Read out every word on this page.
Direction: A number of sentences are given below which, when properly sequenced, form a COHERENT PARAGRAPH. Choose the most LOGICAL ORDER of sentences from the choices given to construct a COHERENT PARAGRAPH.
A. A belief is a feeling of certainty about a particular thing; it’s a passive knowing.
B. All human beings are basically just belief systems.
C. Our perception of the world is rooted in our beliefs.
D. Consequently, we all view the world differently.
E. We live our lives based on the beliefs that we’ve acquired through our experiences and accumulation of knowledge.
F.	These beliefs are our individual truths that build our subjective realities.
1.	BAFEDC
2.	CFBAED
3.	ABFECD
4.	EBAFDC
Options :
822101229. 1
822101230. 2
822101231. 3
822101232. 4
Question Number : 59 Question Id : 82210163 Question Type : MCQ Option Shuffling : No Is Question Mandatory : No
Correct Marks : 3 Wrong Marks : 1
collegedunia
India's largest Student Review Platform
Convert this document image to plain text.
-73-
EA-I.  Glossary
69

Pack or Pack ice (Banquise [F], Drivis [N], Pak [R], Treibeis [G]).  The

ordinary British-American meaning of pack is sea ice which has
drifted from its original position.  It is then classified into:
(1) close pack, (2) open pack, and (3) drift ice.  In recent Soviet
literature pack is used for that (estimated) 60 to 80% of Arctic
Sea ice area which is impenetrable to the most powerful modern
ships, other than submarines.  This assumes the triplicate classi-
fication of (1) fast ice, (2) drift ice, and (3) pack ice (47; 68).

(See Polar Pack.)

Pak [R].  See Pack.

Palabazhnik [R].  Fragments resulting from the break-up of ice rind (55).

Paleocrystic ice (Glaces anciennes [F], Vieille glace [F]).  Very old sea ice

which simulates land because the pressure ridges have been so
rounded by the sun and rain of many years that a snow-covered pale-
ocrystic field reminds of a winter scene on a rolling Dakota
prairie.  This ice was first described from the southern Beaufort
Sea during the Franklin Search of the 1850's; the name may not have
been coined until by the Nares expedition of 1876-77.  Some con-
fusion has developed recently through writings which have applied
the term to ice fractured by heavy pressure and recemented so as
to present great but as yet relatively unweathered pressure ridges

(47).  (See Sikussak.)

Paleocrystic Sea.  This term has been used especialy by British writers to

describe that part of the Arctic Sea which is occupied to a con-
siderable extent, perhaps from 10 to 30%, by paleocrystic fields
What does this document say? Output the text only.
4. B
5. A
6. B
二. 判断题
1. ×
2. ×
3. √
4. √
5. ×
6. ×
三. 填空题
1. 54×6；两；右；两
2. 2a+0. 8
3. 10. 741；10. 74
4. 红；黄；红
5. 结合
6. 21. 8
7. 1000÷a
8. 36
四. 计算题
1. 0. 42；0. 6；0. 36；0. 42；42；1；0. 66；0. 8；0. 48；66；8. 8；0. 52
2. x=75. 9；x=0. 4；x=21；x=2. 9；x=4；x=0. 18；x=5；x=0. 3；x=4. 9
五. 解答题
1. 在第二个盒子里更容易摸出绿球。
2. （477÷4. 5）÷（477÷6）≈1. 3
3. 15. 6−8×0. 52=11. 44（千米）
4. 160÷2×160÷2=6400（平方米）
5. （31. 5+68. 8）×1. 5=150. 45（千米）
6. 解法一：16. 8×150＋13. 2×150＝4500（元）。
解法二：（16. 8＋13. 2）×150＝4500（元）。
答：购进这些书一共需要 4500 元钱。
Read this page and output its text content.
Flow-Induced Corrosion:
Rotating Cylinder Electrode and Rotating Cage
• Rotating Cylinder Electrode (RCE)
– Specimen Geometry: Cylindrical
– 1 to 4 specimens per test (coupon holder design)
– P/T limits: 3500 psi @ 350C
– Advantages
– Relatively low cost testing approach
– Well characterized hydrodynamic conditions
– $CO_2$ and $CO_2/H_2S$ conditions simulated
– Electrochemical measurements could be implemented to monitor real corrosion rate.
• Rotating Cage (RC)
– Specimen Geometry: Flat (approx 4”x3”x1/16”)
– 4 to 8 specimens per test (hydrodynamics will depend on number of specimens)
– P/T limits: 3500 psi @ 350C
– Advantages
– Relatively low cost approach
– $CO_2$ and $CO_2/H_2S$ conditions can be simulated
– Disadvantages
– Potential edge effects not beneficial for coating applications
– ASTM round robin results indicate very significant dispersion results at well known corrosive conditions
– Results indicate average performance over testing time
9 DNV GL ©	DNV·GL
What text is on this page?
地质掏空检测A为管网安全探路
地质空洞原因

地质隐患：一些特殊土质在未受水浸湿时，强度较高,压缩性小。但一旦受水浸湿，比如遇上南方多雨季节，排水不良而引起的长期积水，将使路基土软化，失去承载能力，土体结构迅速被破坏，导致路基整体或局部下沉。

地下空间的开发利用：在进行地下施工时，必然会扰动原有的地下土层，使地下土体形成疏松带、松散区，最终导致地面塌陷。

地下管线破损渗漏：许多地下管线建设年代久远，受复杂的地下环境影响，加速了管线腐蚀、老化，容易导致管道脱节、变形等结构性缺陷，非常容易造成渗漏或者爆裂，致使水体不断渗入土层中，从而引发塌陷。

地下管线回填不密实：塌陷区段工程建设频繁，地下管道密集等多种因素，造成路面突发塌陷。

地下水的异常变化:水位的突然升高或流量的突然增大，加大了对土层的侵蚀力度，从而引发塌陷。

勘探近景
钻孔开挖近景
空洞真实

• YOUR OBJECTIVE:
All lines from the one that contains "What does this" through the end of the material are to be quoted exactly, with both ends included.

• SOLUTION FOR THIS TASK:
What does this document say? Output the text only.
4. B
5. A
6. B
二. 判断题
1. ×
2. ×
3. √
4. √
5. ×
6. ×
三. 填空题
1. 54×6；两；右；两
2. 2a+0. 8
3. 10. 741；10. 74
4. 红；黄；红
5. 结合
6. 21. 8
7. 1000÷a
8. 36
四. 计算题
1. 0. 42；0. 6；0. 36；0. 42；42；1；0. 66；0. 8；0. 48；66；8. 8；0. 52
2. x=75. 9；x=0. 4；x=21；x=2. 9；x=4；x=0. 18；x=5；x=0. 3；x=4. 9
五. 解答题
1. 在第二个盒子里更容易摸出绿球。
2. （477÷4. 5）÷（477÷6）≈1. 3
3. 15. 6−8×0. 52=11. 44（千米）
4. 160÷2×160÷2=6400（平方米）
5. （31. 5+68. 8）×1. 5=150. 45（千米）
6. 解法一：16. 8×150＋13. 2×150＝4500（元）。
解法二：（16. 8＋13. 2）×150＝4500（元）。
答：购进这些书一共需要 4500 元钱。
Read this page and output its text content.
Flow-Induced Corrosion:
Rotating Cylinder Electrode and Rotating Cage
• Rotating Cylinder Electrode (RCE)
– Specimen Geometry: Cylindrical
– 1 to 4 specimens per test (coupon holder design)
– P/T limits: 3500 psi @ 350C
– Advantages
– Relatively low cost testing approach
– Well characterized hydrodynamic conditions
– $CO_2$ and $CO_2/H_2S$ conditions simulated
– Electrochemical measurements could be implemented to monitor real corrosion rate.
• Rotating Cage (RC)
– Specimen Geometry: Flat (approx 4”x3”x1/16”)
– 4 to 8 specimens per test (hydrodynamics will depend on number of specimens)
– P/T limits: 3500 psi @ 350C
– Advantages
– Relatively low cost approach
– $CO_2$ and $CO_2/H_2S$ conditions can be simulated
– Disadvantages
– Potential edge effects not beneficial for coating applications
– ASTM round robin results indicate very significant dispersion results at well known corrosive conditions
– Results indicate average performance over testing time
9 DNV GL ©	DNV·GL
What text is on this page?
地质掏空检测A为管网安全探路
地质空洞原因

地质隐患：一些特殊土质在未受水浸湿时，强度较高,压缩性小。但一旦受水浸湿，比如遇上南方多雨季节，排水不良而引起的长期积水，将使路基土软化，失去承载能力，土体结构迅速被破坏，导致路基整体或局部下沉。

地下空间的开发利用：在进行地下施工时，必然会扰动原有的地下土层，使地下土体形成疏松带、松散区，最终导致地面塌陷。

地下管线破损渗漏：许多地下管线建设年代久远，受复杂的地下环境影响，加速了管线腐蚀、老化，容易导致管道脱节、变形等结构性缺陷，非常容易造成渗漏或者爆裂，致使水体不断渗入土层中，从而引发塌陷。

地下管线回填不密实：塌陷区段工程建设频繁，地下管道密集等多种因素，造成路面突发塌陷。

地下水的异常变化:水位的突然升高或流量的突然增大，加大了对土层的侵蚀力度，从而引发塌陷。

勘探近景
钻孔开挖近景
空洞真实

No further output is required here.